§ DIRECTIONS FOR THIS TASK
Omit every picture and output the rest of the records exactly as they are.

§ SUPPLIED DATA
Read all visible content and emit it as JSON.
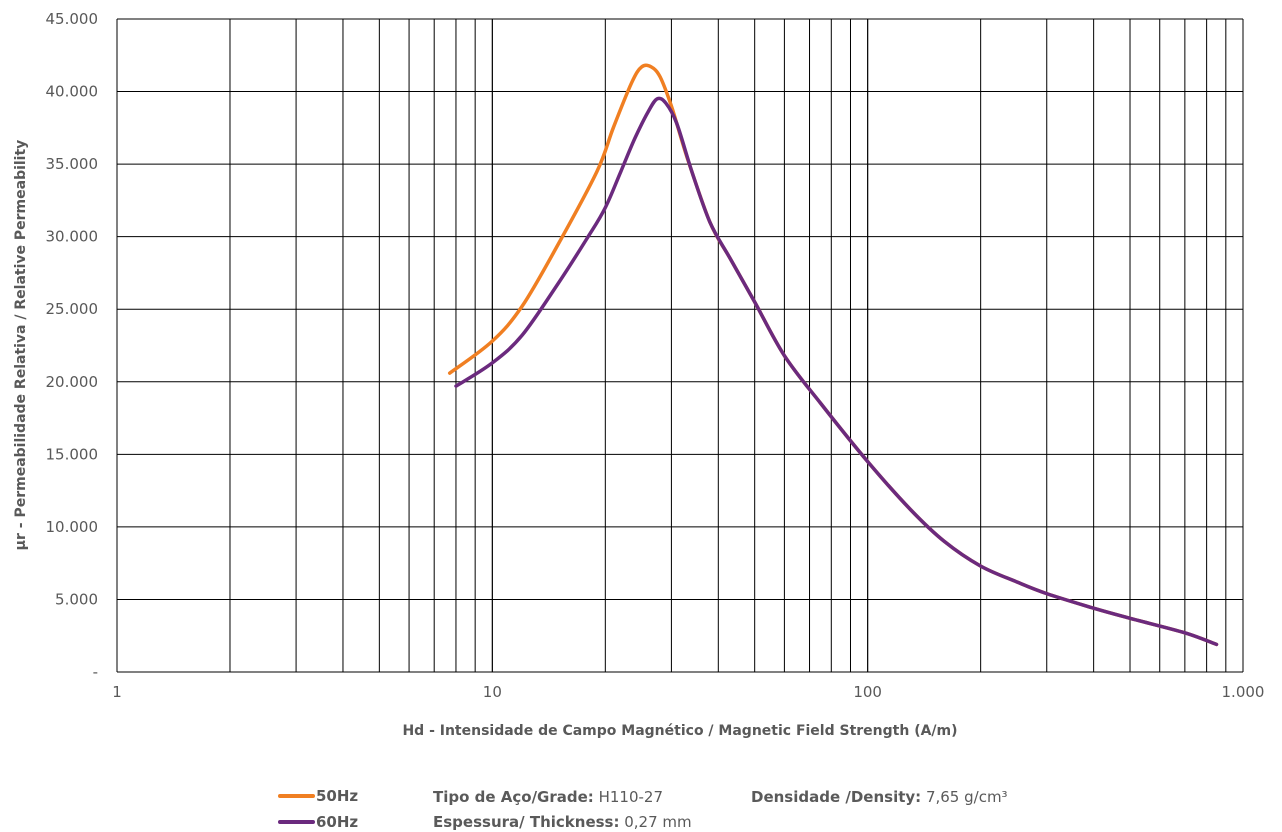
{
  "chart_data": {
    "type": "line",
    "x_scale": "log",
    "xlim": [
      1,
      1000
    ],
    "ylim": [
      0,
      45000
    ],
    "x_ticks": [
      {
        "value": 1,
        "label": "1"
      },
      {
        "value": 10,
        "label": "10"
      },
      {
        "value": 100,
        "label": "100"
      },
      {
        "value": 1000,
        "label": "1.000"
      }
    ],
    "y_ticks": [
      {
        "value": 0,
        "label": "-"
      },
      {
        "value": 5000,
        "label": "5.000"
      },
      {
        "value": 10000,
        "label": "10.000"
      },
      {
        "value": 15000,
        "label": "15.000"
      },
      {
        "value": 20000,
        "label": "20.000"
      },
      {
        "value": 25000,
        "label": "25.000"
      },
      {
        "value": 30000,
        "label": "30.000"
      },
      {
        "value": 35000,
        "label": "35.000"
      },
      {
        "value": 40000,
        "label": "40.000"
      },
      {
        "value": 45000,
        "label": "45.000"
      }
    ],
    "grid": true,
    "xlabel": "Hd - Intensidade de Campo Magnético / Magnetic Field Strength (A/m)",
    "ylabel": "µr - Permeabilidade Relativa / Relative Permeability",
    "legend_position": "bottom",
    "series": [
      {
        "name": "50Hz",
        "color": "#f07f22",
        "points": [
          [
            7.7,
            20600
          ],
          [
            10,
            22800
          ],
          [
            12,
            25200
          ],
          [
            15,
            29500
          ],
          [
            19,
            34500
          ],
          [
            21,
            37500
          ],
          [
            23.5,
            40600
          ],
          [
            25,
            41700
          ],
          [
            26.5,
            41700
          ],
          [
            28,
            41000
          ],
          [
            30,
            39000
          ],
          [
            33,
            35500
          ],
          [
            38,
            31000
          ],
          [
            43,
            28500
          ],
          [
            50,
            25500
          ],
          [
            60,
            21800
          ],
          [
            75,
            18500
          ],
          [
            100,
            14500
          ],
          [
            130,
            11200
          ],
          [
            160,
            9000
          ],
          [
            200,
            7300
          ],
          [
            250,
            6200
          ],
          [
            300,
            5400
          ],
          [
            400,
            4400
          ],
          [
            500,
            3700
          ],
          [
            700,
            2700
          ],
          [
            850,
            1900
          ]
        ]
      },
      {
        "name": "60Hz",
        "color": "#6b2a7e",
        "points": [
          [
            8,
            19700
          ],
          [
            10,
            21300
          ],
          [
            12,
            23200
          ],
          [
            15,
            26800
          ],
          [
            18,
            30000
          ],
          [
            20,
            32000
          ],
          [
            22,
            34500
          ],
          [
            24,
            36800
          ],
          [
            26,
            38600
          ],
          [
            27.5,
            39500
          ],
          [
            29,
            39200
          ],
          [
            31,
            37800
          ],
          [
            34,
            34500
          ],
          [
            38,
            31000
          ],
          [
            43,
            28500
          ],
          [
            50,
            25500
          ],
          [
            60,
            21800
          ],
          [
            75,
            18500
          ],
          [
            100,
            14500
          ],
          [
            130,
            11200
          ],
          [
            160,
            9000
          ],
          [
            200,
            7300
          ],
          [
            250,
            6200
          ],
          [
            300,
            5400
          ],
          [
            400,
            4400
          ],
          [
            500,
            3700
          ],
          [
            700,
            2700
          ],
          [
            850,
            1900
          ]
        ]
      }
    ]
  },
  "info": {
    "grade_label": "Tipo de Aço/Grade:",
    "grade_value": "H110-27",
    "density_label": "Densidade /Density:",
    "density_value": "7,65 g/cm³",
    "thickness_label": "Espessura/ Thickness:",
    "thickness_value": "0,27 mm"
  }
}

§ FULL OUTPUT
Read all visible content and emit it as JSON.
{
  "chart_data": {
    "type": "line",
    "x_scale": "log",
    "xlim": [
      1,
      1000
    ],
    "ylim": [
      0,
      45000
    ],
    "x_ticks": [
      {
        "value": 1,
        "label": "1"
      },
      {
        "value": 10,
        "label": "10"
      },
      {
        "value": 100,
        "label": "100"
      },
      {
        "value": 1000,
        "label": "1.000"
      }
    ],
    "y_ticks": [
      {
        "value": 0,
        "label": "-"
      },
      {
        "value": 5000,
        "label": "5.000"
      },
      {
        "value": 10000,
        "label": "10.000"
      },
      {
        "value": 15000,
        "label": "15.000"
      },
      {
        "value": 20000,
        "label": "20.000"
      },
      {
        "value": 25000,
        "label": "25.000"
      },
      {
        "value": 30000,
        "label": "30.000"
      },
      {
        "value": 35000,
        "label": "35.000"
      },
      {
        "value": 40000,
        "label": "40.000"
      },
      {
        "value": 45000,
        "label": "45.000"
      }
    ],
    "grid": true,
    "xlabel": "Hd - Intensidade de Campo Magnético / Magnetic Field Strength (A/m)",
    "ylabel": "µr - Permeabilidade Relativa / Relative Permeability",
    "legend_position": "bottom",
    "series": [
      {
        "name": "50Hz",
        "color": "#f07f22",
        "points": [
          [
            7.7,
            20600
          ],
          [
            10,
            22800
          ],
          [
            12,
            25200
          ],
          [
            15,
            29500
          ],
          [
            19,
            34500
          ],
          [
            21,
            37500
          ],
          [
            23.5,
            40600
          ],
          [
            25,
            41700
          ],
          [
            26.5,
            41700
          ],
          [
            28,
            41000
          ],
          [
            30,
            39000
          ],
          [
            33,
            35500
          ],
          [
            38,
            31000
          ],
          [
            43,
            28500
          ],
          [
            50,
            25500
          ],
          [
            60,
            21800
          ],
          [
            75,
            18500
          ],
          [
            100,
            14500
          ],
          [
            130,
            11200
          ],
          [
            160,
            9000
          ],
          [
            200,
            7300
          ],
          [
            250,
            6200
          ],
          [
            300,
            5400
          ],
          [
            400,
            4400
          ],
          [
            500,
            3700
          ],
          [
            700,
            2700
          ],
          [
            850,
            1900
          ]
        ]
      },
      {
        "name": "60Hz",
        "color": "#6b2a7e",
        "points": [
          [
            8,
            19700
          ],
          [
            10,
            21300
          ],
          [
            12,
            23200
          ],
          [
            15,
            26800
          ],
          [
            18,
            30000
          ],
          [
            20,
            32000
          ],
          [
            22,
            34500
          ],
          [
            24,
            36800
          ],
          [
            26,
            38600
          ],
          [
            27.5,
            39500
          ],
          [
            29,
            39200
          ],
          [
            31,
            37800
          ],
          [
            34,
            34500
          ],
          [
            38,
            31000
          ],
          [
            43,
            28500
          ],
          [
            50,
            25500
          ],
          [
            60,
            21800
          ],
          [
            75,
            18500
          ],
          [
            100,
            14500
          ],
          [
            130,
            11200
          ],
          [
            160,
            9000
          ],
          [
            200,
            7300
          ],
          [
            250,
            6200
          ],
          [
            300,
            5400
          ],
          [
            400,
            4400
          ],
          [
            500,
            3700
          ],
          [
            700,
            2700
          ],
          [
            850,
            1900
          ]
        ]
      }
    ]
  },
  "info": {
    "grade_label": "Tipo de Aço/Grade:",
    "grade_value": "H110-27",
    "density_label": "Densidade /Density:",
    "density_value": "7,65 g/cm³",
    "thickness_label": "Espessura/ Thickness:",
    "thickness_value": "0,27 mm"
  }
}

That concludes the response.